[Entries from a dataset]
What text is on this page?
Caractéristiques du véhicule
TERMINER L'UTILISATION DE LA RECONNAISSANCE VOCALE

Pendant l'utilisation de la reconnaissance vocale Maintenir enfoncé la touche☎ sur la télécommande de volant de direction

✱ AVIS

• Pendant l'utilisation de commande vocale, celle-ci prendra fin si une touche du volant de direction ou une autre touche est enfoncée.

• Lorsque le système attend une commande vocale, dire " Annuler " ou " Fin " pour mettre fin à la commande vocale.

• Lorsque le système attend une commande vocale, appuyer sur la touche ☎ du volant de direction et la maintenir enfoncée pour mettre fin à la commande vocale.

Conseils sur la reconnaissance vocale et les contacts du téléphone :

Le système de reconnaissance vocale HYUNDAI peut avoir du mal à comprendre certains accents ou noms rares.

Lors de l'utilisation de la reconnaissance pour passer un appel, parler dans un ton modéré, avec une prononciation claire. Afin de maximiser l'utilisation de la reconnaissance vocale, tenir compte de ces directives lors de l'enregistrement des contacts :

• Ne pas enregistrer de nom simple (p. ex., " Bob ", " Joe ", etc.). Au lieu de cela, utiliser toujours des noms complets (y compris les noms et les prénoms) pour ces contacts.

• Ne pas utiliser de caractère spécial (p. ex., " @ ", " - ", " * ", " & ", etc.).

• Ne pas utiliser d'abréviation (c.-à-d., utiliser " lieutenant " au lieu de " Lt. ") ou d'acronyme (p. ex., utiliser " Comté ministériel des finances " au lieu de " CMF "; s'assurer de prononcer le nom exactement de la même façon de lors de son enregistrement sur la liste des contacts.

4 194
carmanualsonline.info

• [Directive]: Repeat all the entries exactly as given.

• [Solution for this exercise]:
What text is on this page?
Caractéristiques du véhicule
TERMINER L'UTILISATION DE LA RECONNAISSANCE VOCALE

Pendant l'utilisation de la reconnaissance vocale Maintenir enfoncé la touche☎ sur la télécommande de volant de direction

✱ AVIS

• Pendant l'utilisation de commande vocale, celle-ci prendra fin si une touche du volant de direction ou une autre touche est enfoncée.

• Lorsque le système attend une commande vocale, dire " Annuler " ou " Fin " pour mettre fin à la commande vocale.

• Lorsque le système attend une commande vocale, appuyer sur la touche ☎ du volant de direction et la maintenir enfoncée pour mettre fin à la commande vocale.

Conseils sur la reconnaissance vocale et les contacts du téléphone :

Le système de reconnaissance vocale HYUNDAI peut avoir du mal à comprendre certains accents ou noms rares.

Lors de l'utilisation de la reconnaissance pour passer un appel, parler dans un ton modéré, avec une prononciation claire. Afin de maximiser l'utilisation de la reconnaissance vocale, tenir compte de ces directives lors de l'enregistrement des contacts :

• Ne pas enregistrer de nom simple (p. ex., " Bob ", " Joe ", etc.). Au lieu de cela, utiliser toujours des noms complets (y compris les noms et les prénoms) pour ces contacts.

• Ne pas utiliser de caractère spécial (p. ex., " @ ", " - ", " * ", " & ", etc.).

• Ne pas utiliser d'abréviation (c.-à-d., utiliser " lieutenant " au lieu de " Lt. ") ou d'acronyme (p. ex., utiliser " Comté ministériel des finances " au lieu de " CMF "; s'assurer de prononcer le nom exactement de la même façon de lors de son enregistrement sur la liste des contacts.

4 194
carmanualsonline.info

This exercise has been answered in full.